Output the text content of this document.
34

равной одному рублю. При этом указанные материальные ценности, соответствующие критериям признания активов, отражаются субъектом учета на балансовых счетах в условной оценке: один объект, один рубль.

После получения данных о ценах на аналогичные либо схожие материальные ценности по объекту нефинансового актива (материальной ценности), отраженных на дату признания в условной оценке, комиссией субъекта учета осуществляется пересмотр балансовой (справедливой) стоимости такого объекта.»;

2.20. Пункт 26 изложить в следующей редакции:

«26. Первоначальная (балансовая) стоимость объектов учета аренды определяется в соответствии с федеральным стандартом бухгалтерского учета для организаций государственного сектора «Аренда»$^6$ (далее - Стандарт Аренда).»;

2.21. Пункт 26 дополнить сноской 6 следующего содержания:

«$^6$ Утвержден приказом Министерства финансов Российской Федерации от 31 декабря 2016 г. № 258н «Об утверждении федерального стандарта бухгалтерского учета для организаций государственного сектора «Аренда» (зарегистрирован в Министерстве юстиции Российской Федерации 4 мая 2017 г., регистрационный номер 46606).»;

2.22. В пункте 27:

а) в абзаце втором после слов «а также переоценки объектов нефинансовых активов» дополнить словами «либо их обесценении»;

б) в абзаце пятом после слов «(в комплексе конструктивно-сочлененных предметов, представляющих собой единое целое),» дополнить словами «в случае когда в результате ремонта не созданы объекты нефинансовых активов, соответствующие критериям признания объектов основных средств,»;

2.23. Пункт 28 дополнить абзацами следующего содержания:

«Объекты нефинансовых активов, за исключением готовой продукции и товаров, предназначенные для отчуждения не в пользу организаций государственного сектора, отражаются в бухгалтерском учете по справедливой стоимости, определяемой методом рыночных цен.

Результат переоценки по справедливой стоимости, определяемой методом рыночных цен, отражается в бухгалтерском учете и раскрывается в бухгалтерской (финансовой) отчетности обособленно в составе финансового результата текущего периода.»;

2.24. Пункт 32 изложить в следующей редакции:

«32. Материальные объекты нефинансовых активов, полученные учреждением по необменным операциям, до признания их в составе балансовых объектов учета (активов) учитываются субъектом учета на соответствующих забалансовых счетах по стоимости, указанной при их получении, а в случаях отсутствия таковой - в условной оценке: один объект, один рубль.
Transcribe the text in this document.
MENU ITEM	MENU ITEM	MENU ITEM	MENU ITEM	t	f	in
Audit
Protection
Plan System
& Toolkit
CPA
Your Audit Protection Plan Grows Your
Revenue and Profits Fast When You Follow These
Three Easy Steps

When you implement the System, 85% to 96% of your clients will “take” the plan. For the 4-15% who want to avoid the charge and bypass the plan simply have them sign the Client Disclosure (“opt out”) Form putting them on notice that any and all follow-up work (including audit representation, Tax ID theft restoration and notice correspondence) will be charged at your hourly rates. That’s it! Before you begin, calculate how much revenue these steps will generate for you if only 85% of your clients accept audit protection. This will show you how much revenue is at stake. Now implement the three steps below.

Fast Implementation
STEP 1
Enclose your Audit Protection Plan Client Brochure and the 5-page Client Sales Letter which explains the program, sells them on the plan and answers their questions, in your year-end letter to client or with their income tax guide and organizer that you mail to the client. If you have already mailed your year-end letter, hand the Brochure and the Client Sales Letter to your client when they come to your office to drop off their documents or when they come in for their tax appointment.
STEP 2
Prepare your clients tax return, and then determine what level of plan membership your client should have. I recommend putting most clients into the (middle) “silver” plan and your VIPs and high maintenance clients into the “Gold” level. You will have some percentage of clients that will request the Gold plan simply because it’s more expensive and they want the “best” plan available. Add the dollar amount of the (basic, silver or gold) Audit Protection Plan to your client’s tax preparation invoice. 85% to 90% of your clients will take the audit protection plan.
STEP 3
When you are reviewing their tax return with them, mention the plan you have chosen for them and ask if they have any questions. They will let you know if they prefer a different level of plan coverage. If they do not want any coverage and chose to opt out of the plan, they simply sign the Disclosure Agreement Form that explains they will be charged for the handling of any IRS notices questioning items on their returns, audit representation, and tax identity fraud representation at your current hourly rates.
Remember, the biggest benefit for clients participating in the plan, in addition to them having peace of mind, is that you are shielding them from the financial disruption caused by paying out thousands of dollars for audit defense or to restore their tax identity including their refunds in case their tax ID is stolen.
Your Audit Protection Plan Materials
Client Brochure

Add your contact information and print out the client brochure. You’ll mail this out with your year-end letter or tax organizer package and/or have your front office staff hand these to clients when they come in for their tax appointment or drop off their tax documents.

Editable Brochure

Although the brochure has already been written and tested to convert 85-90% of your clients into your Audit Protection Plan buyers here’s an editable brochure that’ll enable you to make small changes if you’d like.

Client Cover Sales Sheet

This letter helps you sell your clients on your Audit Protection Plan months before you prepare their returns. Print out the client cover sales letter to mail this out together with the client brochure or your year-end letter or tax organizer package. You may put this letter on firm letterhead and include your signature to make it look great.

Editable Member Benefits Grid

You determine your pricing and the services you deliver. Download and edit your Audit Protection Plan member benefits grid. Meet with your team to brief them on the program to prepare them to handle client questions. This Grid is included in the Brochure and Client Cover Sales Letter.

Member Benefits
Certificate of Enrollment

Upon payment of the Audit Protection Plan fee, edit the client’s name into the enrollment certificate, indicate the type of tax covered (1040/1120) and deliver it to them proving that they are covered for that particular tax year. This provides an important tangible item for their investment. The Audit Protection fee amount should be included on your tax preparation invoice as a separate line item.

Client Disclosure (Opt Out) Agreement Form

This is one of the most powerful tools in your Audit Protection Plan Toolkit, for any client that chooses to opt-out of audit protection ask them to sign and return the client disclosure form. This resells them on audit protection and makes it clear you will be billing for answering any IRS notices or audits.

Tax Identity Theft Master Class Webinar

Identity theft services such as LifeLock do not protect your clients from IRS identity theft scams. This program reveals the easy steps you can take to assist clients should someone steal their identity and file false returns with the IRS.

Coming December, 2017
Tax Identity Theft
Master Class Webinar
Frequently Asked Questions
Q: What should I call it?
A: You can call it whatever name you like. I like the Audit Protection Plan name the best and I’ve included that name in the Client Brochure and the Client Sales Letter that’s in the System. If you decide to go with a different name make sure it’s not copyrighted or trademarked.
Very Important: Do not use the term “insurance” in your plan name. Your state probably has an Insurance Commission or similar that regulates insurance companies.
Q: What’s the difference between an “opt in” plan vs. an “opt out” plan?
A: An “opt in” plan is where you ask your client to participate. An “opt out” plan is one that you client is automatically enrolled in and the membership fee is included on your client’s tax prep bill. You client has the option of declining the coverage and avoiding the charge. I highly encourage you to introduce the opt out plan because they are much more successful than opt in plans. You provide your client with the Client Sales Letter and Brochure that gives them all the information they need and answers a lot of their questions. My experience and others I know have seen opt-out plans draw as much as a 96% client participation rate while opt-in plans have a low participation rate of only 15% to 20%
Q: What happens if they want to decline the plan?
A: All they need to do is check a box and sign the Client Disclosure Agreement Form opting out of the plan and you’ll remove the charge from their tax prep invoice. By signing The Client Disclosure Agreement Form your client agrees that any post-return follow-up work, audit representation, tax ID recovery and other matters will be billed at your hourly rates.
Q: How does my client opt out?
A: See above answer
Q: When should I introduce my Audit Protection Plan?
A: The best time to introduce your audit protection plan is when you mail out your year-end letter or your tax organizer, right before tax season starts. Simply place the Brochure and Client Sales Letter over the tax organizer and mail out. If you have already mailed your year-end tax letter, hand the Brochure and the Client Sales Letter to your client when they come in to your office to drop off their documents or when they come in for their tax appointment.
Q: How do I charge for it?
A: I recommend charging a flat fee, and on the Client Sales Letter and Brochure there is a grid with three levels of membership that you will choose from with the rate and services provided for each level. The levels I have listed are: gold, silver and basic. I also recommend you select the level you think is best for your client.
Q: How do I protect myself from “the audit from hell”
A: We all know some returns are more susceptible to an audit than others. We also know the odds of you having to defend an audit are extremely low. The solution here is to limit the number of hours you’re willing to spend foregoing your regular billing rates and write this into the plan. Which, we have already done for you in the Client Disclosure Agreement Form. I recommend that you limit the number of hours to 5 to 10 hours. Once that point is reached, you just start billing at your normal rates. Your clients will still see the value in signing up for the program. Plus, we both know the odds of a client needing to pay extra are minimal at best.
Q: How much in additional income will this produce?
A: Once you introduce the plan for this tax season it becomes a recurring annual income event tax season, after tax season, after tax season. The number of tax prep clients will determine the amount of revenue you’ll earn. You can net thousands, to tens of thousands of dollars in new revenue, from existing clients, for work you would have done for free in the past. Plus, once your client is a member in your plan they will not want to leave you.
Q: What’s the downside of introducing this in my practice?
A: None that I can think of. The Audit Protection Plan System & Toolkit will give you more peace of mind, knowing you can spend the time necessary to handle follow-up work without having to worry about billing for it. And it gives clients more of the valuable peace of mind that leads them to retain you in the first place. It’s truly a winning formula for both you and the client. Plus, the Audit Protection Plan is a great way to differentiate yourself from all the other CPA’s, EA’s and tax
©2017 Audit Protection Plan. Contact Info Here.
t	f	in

============================================================

→ **Task prompt**
Return from the data every line that holds "отражаются".

→ **Result for this task**
равной одному рублю. При этом указанные материальные ценности, соответствующие критериям признания активов, отражаются субъектом учета на балансовых счетах в условной оценке: один объект, один рубль.
«Объекты нефинансовых активов, за исключением готовой продукции и товаров, предназначенные для отчуждения не в пользу организаций государственного сектора, отражаются в бухгалтерском учете по справедливой стоимости, определяемой методом рыночных цен.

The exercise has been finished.